Work to complete -
Extract each line bearing the word "deep".
-- START Supplied data --
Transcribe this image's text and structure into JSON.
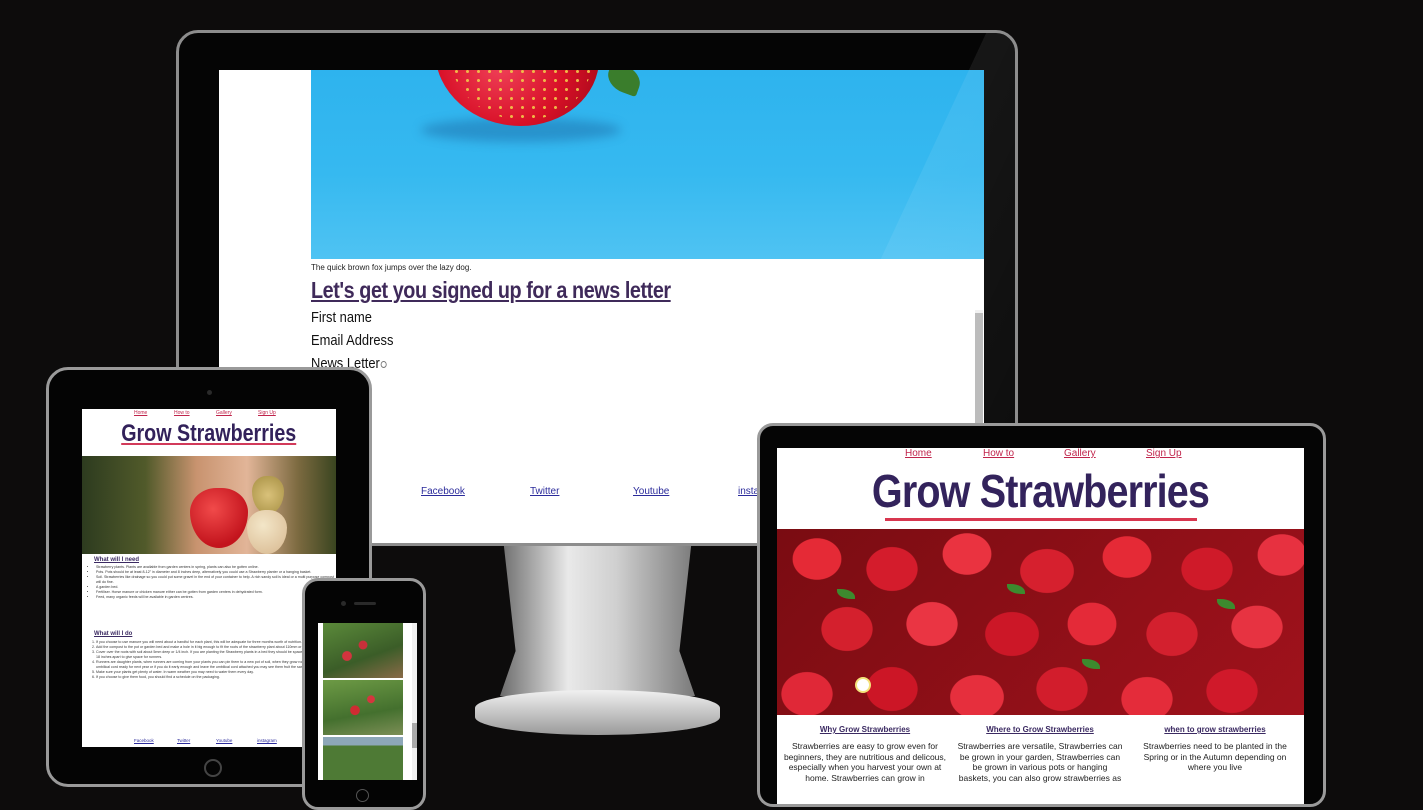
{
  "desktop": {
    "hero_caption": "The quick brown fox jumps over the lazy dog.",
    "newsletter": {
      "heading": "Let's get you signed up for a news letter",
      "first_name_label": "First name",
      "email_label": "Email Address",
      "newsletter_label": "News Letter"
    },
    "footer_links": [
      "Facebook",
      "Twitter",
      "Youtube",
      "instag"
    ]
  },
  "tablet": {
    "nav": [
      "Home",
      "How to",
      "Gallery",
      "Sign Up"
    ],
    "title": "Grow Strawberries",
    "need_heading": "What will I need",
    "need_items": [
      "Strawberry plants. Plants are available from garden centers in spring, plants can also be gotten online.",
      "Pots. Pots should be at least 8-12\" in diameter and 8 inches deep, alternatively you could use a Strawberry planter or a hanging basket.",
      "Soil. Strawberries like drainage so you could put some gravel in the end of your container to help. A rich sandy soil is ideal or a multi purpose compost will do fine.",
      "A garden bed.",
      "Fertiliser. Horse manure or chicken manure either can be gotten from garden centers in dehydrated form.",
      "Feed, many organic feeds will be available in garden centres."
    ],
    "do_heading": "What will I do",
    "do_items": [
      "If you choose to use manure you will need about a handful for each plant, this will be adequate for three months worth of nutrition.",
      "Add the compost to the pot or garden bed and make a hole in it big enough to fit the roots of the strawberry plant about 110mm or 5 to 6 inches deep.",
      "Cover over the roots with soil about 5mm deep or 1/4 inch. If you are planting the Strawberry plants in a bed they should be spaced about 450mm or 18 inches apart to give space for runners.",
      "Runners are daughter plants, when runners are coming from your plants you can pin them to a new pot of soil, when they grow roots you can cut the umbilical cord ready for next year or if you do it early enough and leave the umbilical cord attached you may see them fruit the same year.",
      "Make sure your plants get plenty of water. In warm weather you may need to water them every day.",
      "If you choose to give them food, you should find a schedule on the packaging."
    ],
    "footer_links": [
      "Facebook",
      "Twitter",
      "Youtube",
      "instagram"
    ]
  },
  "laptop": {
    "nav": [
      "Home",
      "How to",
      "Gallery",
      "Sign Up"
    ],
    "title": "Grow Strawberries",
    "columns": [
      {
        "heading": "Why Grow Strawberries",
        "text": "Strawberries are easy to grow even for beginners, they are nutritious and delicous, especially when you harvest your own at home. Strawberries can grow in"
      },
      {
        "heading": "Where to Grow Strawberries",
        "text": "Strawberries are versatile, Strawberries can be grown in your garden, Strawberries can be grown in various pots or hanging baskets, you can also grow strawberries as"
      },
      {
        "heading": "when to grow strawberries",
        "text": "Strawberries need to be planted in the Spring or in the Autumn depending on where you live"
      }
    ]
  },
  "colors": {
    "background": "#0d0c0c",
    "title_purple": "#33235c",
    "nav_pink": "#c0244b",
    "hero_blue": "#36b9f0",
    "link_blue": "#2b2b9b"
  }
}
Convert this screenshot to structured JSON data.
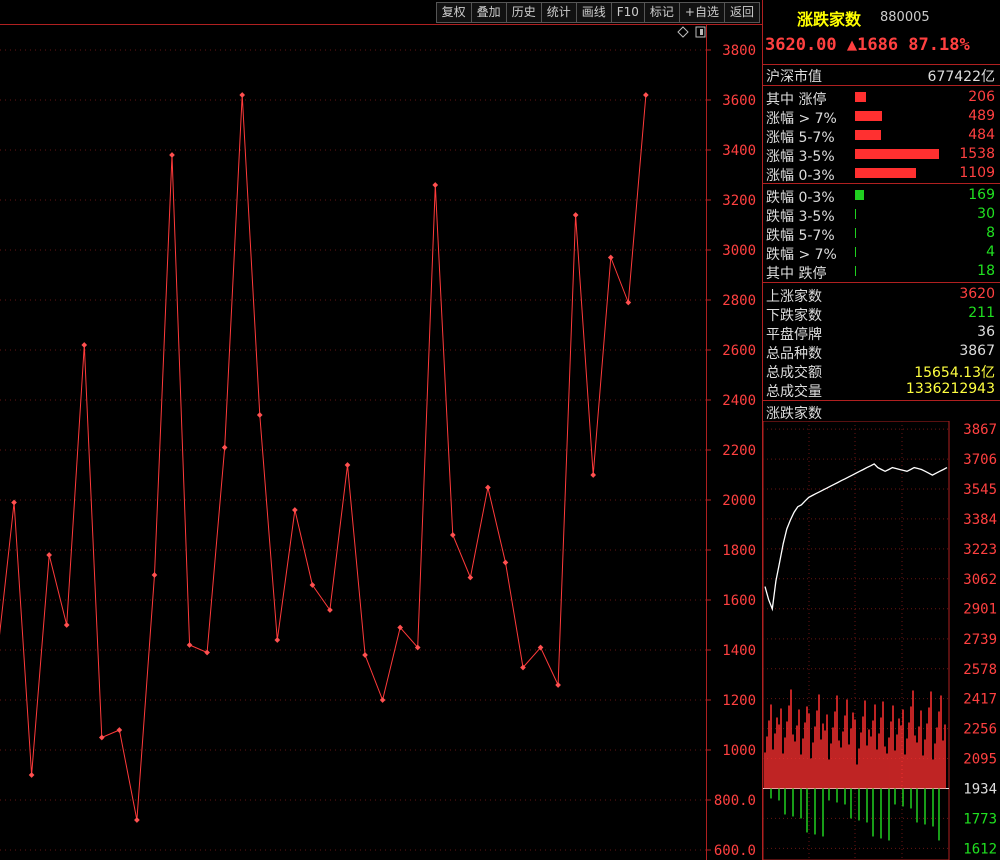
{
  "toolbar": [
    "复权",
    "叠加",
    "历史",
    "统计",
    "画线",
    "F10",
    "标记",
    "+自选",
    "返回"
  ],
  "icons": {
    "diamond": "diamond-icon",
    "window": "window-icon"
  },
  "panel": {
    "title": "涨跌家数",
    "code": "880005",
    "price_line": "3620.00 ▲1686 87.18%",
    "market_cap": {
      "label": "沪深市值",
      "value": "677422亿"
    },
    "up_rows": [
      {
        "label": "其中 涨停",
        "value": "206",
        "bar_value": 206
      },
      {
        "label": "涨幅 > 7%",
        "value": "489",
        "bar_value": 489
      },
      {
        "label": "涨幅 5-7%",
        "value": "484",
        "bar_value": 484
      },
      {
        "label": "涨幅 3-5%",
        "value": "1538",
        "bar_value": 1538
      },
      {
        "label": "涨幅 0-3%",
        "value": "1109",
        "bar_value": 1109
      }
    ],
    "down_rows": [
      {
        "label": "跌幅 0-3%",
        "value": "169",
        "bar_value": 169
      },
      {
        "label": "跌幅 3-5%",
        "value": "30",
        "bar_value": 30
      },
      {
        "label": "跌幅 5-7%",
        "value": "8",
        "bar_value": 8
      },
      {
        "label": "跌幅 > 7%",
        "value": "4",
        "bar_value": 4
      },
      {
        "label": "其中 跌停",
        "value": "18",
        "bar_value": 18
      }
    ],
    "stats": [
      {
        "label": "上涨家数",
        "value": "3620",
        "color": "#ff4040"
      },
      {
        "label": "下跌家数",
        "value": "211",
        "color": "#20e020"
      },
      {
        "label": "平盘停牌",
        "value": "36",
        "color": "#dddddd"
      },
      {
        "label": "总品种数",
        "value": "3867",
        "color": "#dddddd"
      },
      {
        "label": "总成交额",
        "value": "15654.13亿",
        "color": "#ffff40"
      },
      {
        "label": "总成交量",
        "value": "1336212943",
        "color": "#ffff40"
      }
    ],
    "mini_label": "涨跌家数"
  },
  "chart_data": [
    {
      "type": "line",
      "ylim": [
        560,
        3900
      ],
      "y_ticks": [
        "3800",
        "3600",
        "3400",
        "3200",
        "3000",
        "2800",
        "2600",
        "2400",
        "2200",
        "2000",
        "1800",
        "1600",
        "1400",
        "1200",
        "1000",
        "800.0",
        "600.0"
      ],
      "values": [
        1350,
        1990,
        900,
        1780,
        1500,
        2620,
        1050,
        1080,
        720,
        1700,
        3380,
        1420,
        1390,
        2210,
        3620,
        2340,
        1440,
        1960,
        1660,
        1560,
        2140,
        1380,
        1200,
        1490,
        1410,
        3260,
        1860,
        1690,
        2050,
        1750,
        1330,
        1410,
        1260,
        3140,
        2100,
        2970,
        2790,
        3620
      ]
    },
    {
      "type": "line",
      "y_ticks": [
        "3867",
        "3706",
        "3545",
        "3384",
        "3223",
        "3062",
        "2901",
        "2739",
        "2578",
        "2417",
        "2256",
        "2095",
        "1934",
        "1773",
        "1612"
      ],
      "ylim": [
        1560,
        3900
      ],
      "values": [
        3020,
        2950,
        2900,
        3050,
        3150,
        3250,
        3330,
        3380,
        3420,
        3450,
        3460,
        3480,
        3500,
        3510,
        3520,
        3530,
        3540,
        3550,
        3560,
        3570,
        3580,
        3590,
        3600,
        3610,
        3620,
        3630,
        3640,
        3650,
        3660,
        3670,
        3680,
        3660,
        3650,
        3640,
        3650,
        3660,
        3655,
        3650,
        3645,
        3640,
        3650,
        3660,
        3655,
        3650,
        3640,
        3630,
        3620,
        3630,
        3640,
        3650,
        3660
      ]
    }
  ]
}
-- END Supplied data --
-- START Supplied data --
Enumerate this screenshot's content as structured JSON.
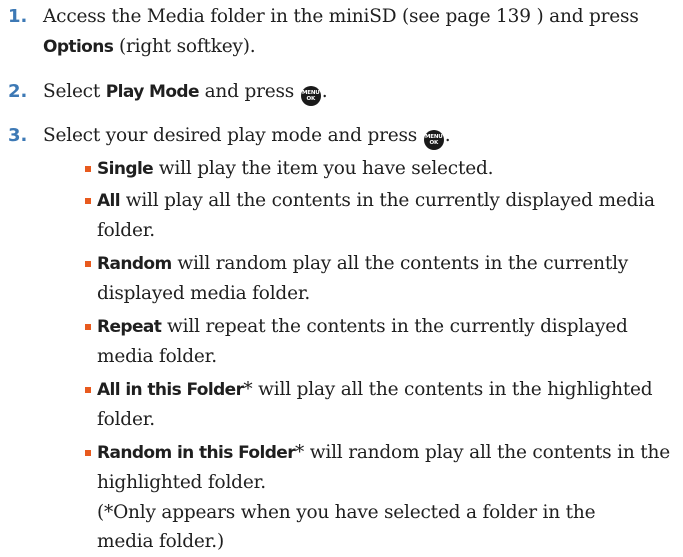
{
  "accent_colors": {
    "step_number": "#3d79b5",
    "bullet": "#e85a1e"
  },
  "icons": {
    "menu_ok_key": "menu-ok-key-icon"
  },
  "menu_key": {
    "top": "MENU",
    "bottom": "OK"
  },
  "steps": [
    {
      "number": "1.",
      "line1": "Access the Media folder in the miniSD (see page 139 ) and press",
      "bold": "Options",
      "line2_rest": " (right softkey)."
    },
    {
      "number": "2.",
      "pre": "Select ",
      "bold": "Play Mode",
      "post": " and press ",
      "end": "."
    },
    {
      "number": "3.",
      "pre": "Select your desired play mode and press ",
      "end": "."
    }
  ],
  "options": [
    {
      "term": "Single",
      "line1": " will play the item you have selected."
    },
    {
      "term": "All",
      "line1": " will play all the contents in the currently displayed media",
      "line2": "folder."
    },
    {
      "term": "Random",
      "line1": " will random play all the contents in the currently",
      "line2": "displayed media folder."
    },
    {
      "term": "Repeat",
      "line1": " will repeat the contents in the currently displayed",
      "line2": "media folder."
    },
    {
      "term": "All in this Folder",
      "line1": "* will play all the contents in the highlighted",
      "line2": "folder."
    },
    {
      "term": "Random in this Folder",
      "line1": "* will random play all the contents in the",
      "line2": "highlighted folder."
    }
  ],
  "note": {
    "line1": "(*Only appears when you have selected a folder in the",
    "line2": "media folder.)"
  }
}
-- END Supplied data --
In response -
      "Pots. Pots should be at least 8-12\" in diameter and 8 inches deep, alternatively you could use a Strawberry planter or a hanging basket.",
      "Add the compost to the pot or garden bed and make a hole in it big enough to fit the roots of the strawberry plant about 110mm or 5 to 6 inches deep.",
      "Cover over the roots with soil about 5mm deep or 1/4 inch. If you are planting the Strawberry plants in a bed they should be spaced about 450mm or 18 inches apart to give space for runners.",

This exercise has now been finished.